WORK TO COMPLETE - Write each record again exactly as it stands.

───── DATA FOR THIS EXERCISE

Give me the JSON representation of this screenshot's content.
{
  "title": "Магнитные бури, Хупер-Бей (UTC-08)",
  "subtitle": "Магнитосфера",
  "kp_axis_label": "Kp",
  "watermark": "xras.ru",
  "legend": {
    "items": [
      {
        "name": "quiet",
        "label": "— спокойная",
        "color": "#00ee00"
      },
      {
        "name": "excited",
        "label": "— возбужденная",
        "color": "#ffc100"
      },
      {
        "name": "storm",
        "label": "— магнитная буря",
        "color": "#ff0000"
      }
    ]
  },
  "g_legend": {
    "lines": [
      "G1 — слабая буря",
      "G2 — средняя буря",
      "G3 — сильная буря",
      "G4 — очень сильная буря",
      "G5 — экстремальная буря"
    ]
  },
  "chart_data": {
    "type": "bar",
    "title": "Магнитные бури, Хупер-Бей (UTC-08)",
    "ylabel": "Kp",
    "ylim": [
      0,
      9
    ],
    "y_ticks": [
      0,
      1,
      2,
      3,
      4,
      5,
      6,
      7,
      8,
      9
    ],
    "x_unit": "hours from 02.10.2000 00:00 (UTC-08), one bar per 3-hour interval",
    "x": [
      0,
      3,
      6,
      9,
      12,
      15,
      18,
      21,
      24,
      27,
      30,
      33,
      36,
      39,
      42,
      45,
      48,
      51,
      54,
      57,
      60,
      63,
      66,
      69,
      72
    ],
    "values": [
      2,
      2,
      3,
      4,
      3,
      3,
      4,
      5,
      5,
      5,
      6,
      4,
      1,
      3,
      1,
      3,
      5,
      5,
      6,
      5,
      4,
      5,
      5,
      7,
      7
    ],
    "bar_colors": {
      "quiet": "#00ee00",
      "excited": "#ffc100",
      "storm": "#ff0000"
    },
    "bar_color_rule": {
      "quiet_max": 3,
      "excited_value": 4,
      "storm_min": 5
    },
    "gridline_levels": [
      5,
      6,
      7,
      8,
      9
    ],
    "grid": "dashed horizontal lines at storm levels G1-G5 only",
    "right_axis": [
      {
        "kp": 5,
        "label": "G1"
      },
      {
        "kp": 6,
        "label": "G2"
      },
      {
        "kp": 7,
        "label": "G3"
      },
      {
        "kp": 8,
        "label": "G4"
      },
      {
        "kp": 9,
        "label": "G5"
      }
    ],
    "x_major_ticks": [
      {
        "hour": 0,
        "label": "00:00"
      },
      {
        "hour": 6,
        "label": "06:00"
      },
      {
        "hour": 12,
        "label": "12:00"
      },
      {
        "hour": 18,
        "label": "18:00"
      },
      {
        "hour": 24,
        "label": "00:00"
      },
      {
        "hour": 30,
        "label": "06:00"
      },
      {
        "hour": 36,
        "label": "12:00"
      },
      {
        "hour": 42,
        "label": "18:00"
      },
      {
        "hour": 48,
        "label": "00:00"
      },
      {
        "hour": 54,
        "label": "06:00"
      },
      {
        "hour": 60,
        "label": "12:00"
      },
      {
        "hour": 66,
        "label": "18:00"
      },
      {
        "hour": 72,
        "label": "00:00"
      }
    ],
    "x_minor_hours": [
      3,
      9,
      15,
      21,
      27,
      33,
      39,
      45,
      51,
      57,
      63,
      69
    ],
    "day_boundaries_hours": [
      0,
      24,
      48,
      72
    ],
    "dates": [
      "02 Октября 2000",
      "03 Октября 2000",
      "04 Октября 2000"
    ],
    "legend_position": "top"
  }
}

──────────

FINAL RESULT -
Give me the JSON representation of this screenshot's content.
{
  "title": "Магнитные бури, Хупер-Бей (UTC-08)",
  "subtitle": "Магнитосфера",
  "kp_axis_label": "Kp",
  "watermark": "xras.ru",
  "legend": {
    "items": [
      {
        "name": "quiet",
        "label": "— спокойная",
        "color": "#00ee00"
      },
      {
        "name": "excited",
        "label": "— возбужденная",
        "color": "#ffc100"
      },
      {
        "name": "storm",
        "label": "— магнитная буря",
        "color": "#ff0000"
      }
    ]
  },
  "g_legend": {
    "lines": [
      "G1 — слабая буря",
      "G2 — средняя буря",
      "G3 — сильная буря",
      "G4 — очень сильная буря",
      "G5 — экстремальная буря"
    ]
  },
  "chart_data": {
    "type": "bar",
    "title": "Магнитные бури, Хупер-Бей (UTC-08)",
    "ylabel": "Kp",
    "ylim": [
      0,
      9
    ],
    "y_ticks": [
      0,
      1,
      2,
      3,
      4,
      5,
      6,
      7,
      8,
      9
    ],
    "x_unit": "hours from 02.10.2000 00:00 (UTC-08), one bar per 3-hour interval",
    "x": [
      0,
      3,
      6,
      9,
      12,
      15,
      18,
      21,
      24,
      27,
      30,
      33,
      36,
      39,
      42,
      45,
      48,
      51,
      54,
      57,
      60,
      63,
      66,
      69,
      72
    ],
    "values": [
      2,
      2,
      3,
      4,
      3,
      3,
      4,
      5,
      5,
      5,
      6,
      4,
      1,
      3,
      1,
      3,
      5,
      5,
      6,
      5,
      4,
      5,
      5,
      7,
      7
    ],
    "bar_colors": {
      "quiet": "#00ee00",
      "excited": "#ffc100",
      "storm": "#ff0000"
    },
    "bar_color_rule": {
      "quiet_max": 3,
      "excited_value": 4,
      "storm_min": 5
    },
    "gridline_levels": [
      5,
      6,
      7,
      8,
      9
    ],
    "grid": "dashed horizontal lines at storm levels G1-G5 only",
    "right_axis": [
      {
        "kp": 5,
        "label": "G1"
      },
      {
        "kp": 6,
        "label": "G2"
      },
      {
        "kp": 7,
        "label": "G3"
      },
      {
        "kp": 8,
        "label": "G4"
      },
      {
        "kp": 9,
        "label": "G5"
      }
    ],
    "x_major_ticks": [
      {
        "hour": 0,
        "label": "00:00"
      },
      {
        "hour": 6,
        "label": "06:00"
      },
      {
        "hour": 12,
        "label": "12:00"
      },
      {
        "hour": 18,
        "label": "18:00"
      },
      {
        "hour": 24,
        "label": "00:00"
      },
      {
        "hour": 30,
        "label": "06:00"
      },
      {
        "hour": 36,
        "label": "12:00"
      },
      {
        "hour": 42,
        "label": "18:00"
      },
      {
        "hour": 48,
        "label": "00:00"
      },
      {
        "hour": 54,
        "label": "06:00"
      },
      {
        "hour": 60,
        "label": "12:00"
      },
      {
        "hour": 66,
        "label": "18:00"
      },
      {
        "hour": 72,
        "label": "00:00"
      }
    ],
    "x_minor_hours": [
      3,
      9,
      15,
      21,
      27,
      33,
      39,
      45,
      51,
      57,
      63,
      69
    ],
    "day_boundaries_hours": [
      0,
      24,
      48,
      72
    ],
    "dates": [
      "02 Октября 2000",
      "03 Октября 2000",
      "04 Октября 2000"
    ],
    "legend_position": "top"
  }
}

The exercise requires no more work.